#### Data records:
'''

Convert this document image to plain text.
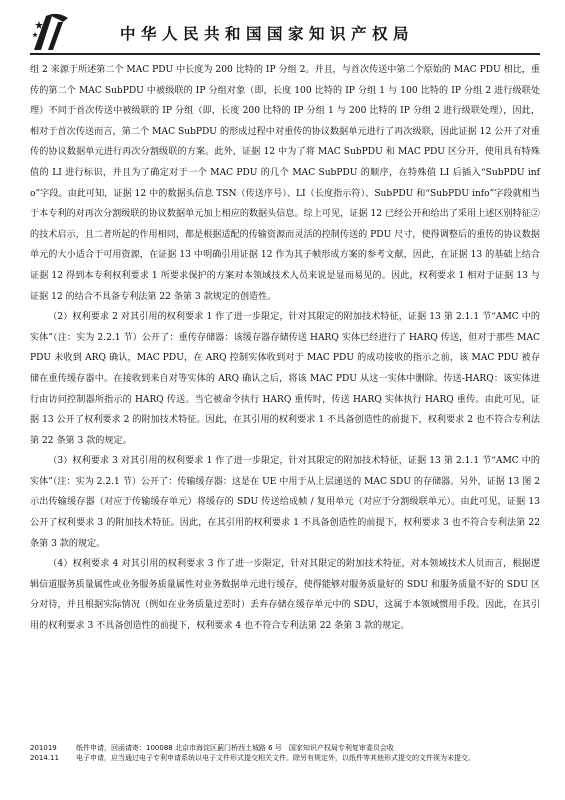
中华人民共和国国家知识产权局

组 2 来源于所述第二个 MAC PDU 中长度为 200 比特的 IP 分组 2。并且，与首次传送中第二个原始的 MAC PDU 相比，重传的第二个 MAC SubPDU 中被级联的 IP 分组对象（即，长度 100 比特的 IP 分组 1 与 100 比特的 IP 分组 2 进行级联处理）不同于首次传送中被级联的 IP 分组（即，长度 200 比特的 IP 分组 1 与 200 比特的 IP 分组 2 进行级联处理），因此，相对于首次传送而言，第二个 MAC SubPDU 的形成过程中对重传的协议数据单元进行了再次级联，因此证据 12 公开了对重传的协议数据单元进行再次分割级联的方案。此外，证据 12 中为了将 MAC SubPDU 和 MAC PDU 区分开，使用具有特殊值的 LI 进行标识，并且为了确定对于一个 MAC PDU 的几个 MAC SubPDU 的顺序，在特殊值 LI 后插入“SubPDU info”字段。由此可知，证据 12 中的数据头信息 TSN（传送序号）、LI（长度指示符）、SubPDU 和“SubPDU info”字段就相当于本专利的对再次分割级联的协议数据单元加上相应的数据头信息。综上可见，证据 12 已经公开和给出了采用上述区别特征②的技术启示，且二者所起的作用相同，都是根据适配的传输资源而灵活的控制传送的 PDU 尺寸，使得调整后的重传的协议数据单元的大小适合于可用资源，在证据 13 中明确引用证据 12 作为其子帧形成方案的参考文献，因此，在证据 13 的基础上结合证据 12 得到本专利权利要求 1 所要求保护的方案对本领域技术人员来说是显而易见的。因此，权利要求 1 相对于证据 13 与证据 12 的结合不具备专利法第 22 条第 3 款规定的创造性。

（2）权利要求 2 对其引用的权利要求 1 作了进一步限定，针对其限定的附加技术特征，证据 13 第 2.1.1 节“AMC 中的实体”（注：实为 2.2.1 节）公开了：重传存储器：该缓存器存储传送 HARQ 实体已经进行了 HARQ 传送，但对于那些 MAC PDU 未收到 ARQ 确认，MAC PDU，在 ARQ 控制实体收到对于 MAC PDU 的成功接收的指示之前，该 MAC PDU 被存储在重传缓存器中。在接收到来自对等实体的 ARQ 确认之后，将该 MAC PDU 从这一实体中删除。传送-HARQ：该实体进行由访问控制器所指示的 HARQ 传送。当它被命令执行 HARQ 重传时，传送 HARQ 实体执行 HARQ 重传。由此可见，证据 13 公开了权利要求 2 的附加技术特征。因此，在其引用的权利要求 1 不具备创造性的前提下，权利要求 2 也不符合专利法第 22 条第 3 款的规定。

（3）权利要求 3 对其引用的权利要求 1 作了进一步限定，针对其限定的附加技术特征，证据 13 第 2.1.1 节“AMC 中的实体”（注：实为 2.2.1 节）公开了：传输缓存器：这是在 UE 中用于从上层递送的 MAC SDU 的存储器。另外，证据 13 图 2 示出传输缓存器（对应于传输缓存单元）将缓存的 SDU 传送给成帧 / 复用单元（对应于分割级联单元）。由此可见，证据 13 公开了权利要求 3 的附加技术特征。因此，在其引用的权利要求 1 不具备创造性的前提下，权利要求 3 也不符合专利法第 22 条第 3 款的规定。

（4）权利要求 4 对其引用的权利要求 3 作了进一步限定，针对其限定的附加技术特征，对本领域技术人员而言，根据逻辑信道服务质量属性或业务服务质量属性对业务数据单元进行缓存，使得能够对服务质量好的 SDU 和服务质量不好的 SDU 区分对待，并且根据实际情况（例如在业务质量过差时）丢弃存储在缓存单元中的 SDU，这属于本领域惯用手段。因此，在其引用的权利要求 3 不具备创造性的前提下，权利要求 4 也不符合专利法第 22 条第 3 款的规定。

201019	纸件申请，回函请寄：100088 北京市海淀区蓟门桥西土城路 6 号　国家知识产权局专利复审委员会收
2014.11	电子申请，应当通过电子专利申请系统以电子文件形式提交相关文件。除另有规定外，以纸件等其他形式提交的文件视为未提交。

'''

#### THE EXERCISE:
Your task is to gather all lines from the entries above that hold the word "款的规定".

#### ANSWER:
（2）权利要求 2 对其引用的权利要求 1 作了进一步限定，针对其限定的附加技术特征，证据 13 第 2.1.1 节“AMC 中的实体”（注：实为 2.2.1 节）公开了：重传存储器：该缓存器存储传送 HARQ 实体已经进行了 HARQ 传送，但对于那些 MAC PDU 未收到 ARQ 确认，MAC PDU，在 ARQ 控制实体收到对于 MAC PDU 的成功接收的指示之前，该 MAC PDU 被存储在重传缓存器中。在接收到来自对等实体的 ARQ 确认之后，将该 MAC PDU 从这一实体中删除。传送-HARQ：该实体进行由访问控制器所指示的 HARQ 传送。当它被命令执行 HARQ 重传时，传送 HARQ 实体执行 HARQ 重传。由此可见，证据 13 公开了权利要求 2 的附加技术特征。因此，在其引用的权利要求 1 不具备创造性的前提下，权利要求 2 也不符合专利法第 22 条第 3 款的规定。
（3）权利要求 3 对其引用的权利要求 1 作了进一步限定，针对其限定的附加技术特征，证据 13 第 2.1.1 节“AMC 中的实体”（注：实为 2.2.1 节）公开了：传输缓存器：这是在 UE 中用于从上层递送的 MAC SDU 的存储器。另外，证据 13 图 2 示出传输缓存器（对应于传输缓存单元）将缓存的 SDU 传送给成帧 / 复用单元（对应于分割级联单元）。由此可见，证据 13 公开了权利要求 3 的附加技术特征。因此，在其引用的权利要求 1 不具备创造性的前提下，权利要求 3 也不符合专利法第 22 条第 3 款的规定。
（4）权利要求 4 对其引用的权利要求 3 作了进一步限定，针对其限定的附加技术特征，对本领域技术人员而言，根据逻辑信道服务质量属性或业务服务质量属性对业务数据单元进行缓存，使得能够对服务质量好的 SDU 和服务质量不好的 SDU 区分对待，并且根据实际情况（例如在业务质量过差时）丢弃存储在缓存单元中的 SDU，这属于本领域惯用手段。因此，在其引用的权利要求 3 不具备创造性的前提下，权利要求 4 也不符合专利法第 22 条第 3 款的规定。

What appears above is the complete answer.